### Task goal
In the entries below, find every line with "nTinHat" and copy it.

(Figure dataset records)
** Start **
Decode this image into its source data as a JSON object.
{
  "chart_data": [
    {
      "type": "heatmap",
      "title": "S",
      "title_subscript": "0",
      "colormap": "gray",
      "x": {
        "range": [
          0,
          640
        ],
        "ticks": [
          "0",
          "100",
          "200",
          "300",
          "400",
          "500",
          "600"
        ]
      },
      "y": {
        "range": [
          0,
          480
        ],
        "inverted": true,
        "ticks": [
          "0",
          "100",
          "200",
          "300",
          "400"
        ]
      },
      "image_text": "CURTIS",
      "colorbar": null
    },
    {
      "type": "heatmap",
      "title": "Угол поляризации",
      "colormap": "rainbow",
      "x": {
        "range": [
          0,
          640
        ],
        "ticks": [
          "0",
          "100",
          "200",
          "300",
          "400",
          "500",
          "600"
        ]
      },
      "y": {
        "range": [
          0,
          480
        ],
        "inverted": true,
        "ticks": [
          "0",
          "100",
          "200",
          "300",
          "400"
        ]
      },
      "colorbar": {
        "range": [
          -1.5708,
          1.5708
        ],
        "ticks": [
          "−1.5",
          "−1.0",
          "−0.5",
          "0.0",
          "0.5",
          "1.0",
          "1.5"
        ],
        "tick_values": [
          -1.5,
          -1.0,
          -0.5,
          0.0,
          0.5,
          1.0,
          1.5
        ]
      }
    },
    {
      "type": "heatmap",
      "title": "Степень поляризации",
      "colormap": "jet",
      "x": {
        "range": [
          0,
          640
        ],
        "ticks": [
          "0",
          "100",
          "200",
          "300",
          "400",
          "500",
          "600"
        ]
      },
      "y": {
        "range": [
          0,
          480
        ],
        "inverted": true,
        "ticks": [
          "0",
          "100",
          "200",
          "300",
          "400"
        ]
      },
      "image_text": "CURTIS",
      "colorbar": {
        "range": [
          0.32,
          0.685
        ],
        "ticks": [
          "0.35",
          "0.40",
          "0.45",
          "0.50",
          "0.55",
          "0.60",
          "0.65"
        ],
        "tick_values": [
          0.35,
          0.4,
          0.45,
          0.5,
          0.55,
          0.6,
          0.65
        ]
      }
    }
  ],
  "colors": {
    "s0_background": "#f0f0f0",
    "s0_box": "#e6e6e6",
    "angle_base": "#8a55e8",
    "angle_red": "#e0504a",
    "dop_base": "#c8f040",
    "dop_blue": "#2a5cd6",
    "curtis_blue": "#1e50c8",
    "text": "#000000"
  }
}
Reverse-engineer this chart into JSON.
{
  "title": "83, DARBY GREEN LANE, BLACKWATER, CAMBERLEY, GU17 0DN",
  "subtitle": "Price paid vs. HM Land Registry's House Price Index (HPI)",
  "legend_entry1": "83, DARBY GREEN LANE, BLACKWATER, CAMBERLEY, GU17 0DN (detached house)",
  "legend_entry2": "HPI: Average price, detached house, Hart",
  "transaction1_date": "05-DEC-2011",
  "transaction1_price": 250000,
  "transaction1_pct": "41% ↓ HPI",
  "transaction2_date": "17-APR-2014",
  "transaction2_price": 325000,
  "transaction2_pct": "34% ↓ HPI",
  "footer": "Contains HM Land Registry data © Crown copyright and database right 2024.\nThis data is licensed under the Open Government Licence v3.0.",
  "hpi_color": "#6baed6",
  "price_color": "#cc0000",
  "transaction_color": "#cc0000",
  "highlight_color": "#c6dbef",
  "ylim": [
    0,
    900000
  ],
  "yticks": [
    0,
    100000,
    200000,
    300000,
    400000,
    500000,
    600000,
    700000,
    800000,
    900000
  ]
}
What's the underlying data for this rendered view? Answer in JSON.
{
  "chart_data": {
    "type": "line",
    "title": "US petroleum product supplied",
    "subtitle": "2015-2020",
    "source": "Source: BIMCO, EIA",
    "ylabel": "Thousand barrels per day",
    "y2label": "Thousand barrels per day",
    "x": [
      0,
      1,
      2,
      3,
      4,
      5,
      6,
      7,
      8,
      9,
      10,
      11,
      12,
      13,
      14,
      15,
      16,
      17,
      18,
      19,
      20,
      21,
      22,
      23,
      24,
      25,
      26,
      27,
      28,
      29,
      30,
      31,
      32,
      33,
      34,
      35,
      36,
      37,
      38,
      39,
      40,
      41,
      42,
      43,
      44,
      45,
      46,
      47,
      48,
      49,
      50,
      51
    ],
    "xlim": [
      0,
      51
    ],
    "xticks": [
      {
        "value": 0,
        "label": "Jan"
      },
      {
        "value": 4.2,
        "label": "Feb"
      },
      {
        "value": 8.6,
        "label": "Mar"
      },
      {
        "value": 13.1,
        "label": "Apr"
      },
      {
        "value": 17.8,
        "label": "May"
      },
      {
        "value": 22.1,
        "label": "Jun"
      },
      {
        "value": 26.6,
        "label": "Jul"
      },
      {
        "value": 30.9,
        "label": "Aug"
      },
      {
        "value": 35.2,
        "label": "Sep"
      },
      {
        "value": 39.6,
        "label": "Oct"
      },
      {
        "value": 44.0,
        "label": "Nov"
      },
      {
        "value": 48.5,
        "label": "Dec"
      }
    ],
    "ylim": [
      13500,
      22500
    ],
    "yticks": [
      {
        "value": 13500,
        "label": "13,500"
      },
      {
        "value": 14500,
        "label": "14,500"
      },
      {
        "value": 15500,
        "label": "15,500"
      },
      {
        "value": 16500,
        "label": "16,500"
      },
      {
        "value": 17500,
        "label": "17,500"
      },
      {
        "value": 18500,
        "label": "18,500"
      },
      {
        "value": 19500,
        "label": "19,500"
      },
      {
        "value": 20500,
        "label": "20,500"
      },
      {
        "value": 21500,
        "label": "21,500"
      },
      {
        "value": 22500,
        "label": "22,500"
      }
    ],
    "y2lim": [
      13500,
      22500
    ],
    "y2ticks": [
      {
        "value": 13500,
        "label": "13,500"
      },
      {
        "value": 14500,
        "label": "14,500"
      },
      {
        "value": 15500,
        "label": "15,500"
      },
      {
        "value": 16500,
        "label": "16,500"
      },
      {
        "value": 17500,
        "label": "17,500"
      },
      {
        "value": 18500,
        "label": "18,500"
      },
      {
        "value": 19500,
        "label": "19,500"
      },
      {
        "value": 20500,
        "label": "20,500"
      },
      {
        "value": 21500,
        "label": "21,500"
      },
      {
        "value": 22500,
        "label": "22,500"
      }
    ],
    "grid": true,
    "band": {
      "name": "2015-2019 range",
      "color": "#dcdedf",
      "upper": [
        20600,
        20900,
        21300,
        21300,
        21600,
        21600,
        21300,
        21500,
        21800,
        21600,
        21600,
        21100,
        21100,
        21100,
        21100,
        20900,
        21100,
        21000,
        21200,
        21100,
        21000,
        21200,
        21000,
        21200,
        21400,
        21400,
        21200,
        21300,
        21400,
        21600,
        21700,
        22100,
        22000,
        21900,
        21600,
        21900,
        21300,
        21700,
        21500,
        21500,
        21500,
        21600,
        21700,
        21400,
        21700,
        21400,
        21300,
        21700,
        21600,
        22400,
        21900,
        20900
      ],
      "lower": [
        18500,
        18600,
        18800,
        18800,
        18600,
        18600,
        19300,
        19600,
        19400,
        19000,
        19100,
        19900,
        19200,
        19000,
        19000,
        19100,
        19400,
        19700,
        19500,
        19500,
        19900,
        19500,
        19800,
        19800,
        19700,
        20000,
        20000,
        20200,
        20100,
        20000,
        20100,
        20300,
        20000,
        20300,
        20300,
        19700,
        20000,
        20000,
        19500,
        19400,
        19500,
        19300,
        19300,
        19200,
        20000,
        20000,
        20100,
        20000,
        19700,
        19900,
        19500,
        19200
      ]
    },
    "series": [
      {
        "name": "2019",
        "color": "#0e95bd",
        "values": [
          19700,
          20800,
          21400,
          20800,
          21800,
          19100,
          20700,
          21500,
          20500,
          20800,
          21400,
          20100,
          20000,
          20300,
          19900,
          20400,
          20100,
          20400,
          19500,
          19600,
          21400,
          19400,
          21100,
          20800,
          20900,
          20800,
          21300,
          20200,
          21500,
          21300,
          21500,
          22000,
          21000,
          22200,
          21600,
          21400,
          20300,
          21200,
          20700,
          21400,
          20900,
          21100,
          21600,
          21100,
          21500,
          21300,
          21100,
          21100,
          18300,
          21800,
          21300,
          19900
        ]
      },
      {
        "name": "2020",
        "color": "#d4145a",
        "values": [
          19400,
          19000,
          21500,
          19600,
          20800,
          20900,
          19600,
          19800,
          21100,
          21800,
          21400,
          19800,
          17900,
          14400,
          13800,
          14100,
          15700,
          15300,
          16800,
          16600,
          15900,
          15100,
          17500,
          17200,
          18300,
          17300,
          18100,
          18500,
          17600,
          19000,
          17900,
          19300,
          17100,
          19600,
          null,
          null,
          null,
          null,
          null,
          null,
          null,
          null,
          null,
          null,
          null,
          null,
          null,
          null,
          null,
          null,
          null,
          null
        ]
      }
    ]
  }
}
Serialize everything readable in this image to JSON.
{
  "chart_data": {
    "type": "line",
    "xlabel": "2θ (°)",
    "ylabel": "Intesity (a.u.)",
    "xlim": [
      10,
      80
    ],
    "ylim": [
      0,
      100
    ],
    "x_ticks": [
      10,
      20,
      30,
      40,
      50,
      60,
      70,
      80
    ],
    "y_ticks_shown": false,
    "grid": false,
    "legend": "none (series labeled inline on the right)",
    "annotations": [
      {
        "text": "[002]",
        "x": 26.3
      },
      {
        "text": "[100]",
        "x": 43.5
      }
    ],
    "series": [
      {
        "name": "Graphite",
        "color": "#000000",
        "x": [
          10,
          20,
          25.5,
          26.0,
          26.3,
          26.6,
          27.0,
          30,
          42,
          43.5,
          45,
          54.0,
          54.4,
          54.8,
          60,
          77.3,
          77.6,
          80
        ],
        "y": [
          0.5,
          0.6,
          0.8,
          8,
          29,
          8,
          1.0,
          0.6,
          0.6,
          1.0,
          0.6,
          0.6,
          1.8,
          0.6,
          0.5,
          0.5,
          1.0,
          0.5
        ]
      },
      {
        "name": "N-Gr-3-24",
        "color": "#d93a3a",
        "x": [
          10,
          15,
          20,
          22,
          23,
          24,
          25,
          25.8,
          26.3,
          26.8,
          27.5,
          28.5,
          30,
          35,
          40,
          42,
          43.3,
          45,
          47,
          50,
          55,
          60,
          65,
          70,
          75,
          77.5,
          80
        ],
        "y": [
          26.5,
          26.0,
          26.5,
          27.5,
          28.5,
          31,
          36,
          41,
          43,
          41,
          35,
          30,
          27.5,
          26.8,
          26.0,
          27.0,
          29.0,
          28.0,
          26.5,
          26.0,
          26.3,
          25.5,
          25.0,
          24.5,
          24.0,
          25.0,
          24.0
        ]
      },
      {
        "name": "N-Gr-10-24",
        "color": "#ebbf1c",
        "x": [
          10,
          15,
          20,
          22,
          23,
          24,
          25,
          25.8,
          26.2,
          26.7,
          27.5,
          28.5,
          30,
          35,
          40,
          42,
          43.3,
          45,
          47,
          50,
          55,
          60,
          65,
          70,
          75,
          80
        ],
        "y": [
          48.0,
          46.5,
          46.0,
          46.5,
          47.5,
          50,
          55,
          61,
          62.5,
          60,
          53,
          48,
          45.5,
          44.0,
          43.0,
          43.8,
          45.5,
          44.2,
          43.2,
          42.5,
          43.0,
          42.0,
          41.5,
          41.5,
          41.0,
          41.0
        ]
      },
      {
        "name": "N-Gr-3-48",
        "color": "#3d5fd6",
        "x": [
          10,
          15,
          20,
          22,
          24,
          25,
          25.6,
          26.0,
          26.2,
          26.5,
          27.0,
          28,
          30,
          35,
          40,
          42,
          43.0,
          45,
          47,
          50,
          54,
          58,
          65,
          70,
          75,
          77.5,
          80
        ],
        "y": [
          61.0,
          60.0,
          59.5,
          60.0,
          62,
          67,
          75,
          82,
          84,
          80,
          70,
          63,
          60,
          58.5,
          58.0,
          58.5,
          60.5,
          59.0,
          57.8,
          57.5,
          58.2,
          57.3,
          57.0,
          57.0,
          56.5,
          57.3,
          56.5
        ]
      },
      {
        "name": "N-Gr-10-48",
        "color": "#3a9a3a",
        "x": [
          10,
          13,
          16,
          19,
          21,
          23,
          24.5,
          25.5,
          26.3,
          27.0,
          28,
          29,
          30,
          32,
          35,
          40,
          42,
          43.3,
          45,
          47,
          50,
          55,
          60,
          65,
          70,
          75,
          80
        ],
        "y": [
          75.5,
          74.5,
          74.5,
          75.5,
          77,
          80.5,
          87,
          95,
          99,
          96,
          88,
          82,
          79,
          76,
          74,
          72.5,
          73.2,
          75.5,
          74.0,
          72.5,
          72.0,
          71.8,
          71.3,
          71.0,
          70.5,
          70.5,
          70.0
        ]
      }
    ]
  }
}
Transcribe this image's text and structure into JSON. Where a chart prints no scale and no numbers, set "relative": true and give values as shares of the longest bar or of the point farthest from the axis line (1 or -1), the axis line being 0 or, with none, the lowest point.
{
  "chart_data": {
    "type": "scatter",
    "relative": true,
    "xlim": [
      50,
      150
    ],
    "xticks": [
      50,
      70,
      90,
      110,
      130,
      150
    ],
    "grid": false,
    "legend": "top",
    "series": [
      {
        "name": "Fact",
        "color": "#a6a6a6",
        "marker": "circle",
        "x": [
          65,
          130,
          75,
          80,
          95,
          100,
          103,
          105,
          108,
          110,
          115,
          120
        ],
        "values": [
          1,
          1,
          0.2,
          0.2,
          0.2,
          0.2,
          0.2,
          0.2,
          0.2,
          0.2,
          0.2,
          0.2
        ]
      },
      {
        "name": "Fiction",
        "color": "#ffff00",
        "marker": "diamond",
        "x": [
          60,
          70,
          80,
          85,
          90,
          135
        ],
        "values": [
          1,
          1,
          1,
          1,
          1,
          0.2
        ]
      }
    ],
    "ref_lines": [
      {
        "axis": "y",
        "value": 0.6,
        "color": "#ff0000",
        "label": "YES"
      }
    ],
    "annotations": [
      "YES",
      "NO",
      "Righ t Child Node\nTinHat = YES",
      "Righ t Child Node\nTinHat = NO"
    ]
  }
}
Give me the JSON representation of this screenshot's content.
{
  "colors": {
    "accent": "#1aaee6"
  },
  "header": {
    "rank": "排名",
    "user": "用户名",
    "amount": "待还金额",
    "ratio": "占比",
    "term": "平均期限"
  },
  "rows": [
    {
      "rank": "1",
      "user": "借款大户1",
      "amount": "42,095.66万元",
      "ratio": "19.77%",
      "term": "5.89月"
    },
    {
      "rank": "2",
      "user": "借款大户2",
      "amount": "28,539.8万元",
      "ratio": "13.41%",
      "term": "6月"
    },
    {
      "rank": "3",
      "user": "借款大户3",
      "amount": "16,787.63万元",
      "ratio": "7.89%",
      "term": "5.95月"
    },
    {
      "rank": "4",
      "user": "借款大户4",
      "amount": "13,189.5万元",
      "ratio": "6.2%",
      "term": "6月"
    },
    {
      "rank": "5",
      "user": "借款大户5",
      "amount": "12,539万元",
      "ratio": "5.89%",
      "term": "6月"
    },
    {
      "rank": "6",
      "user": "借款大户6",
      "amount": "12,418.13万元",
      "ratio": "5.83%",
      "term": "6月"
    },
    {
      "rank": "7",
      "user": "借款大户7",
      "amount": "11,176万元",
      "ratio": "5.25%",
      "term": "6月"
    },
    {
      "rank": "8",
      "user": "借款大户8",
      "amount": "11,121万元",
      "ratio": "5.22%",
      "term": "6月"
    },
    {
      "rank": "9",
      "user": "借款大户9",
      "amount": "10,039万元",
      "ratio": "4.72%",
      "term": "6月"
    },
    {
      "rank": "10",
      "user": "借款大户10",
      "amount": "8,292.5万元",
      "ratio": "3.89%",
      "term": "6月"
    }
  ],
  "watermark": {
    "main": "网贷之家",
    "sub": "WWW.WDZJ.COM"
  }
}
** End **
### Completed exercise
      "Righ t Child Node\nTinHat = YES",
      "Righ t Child Node\nTinHat = NO"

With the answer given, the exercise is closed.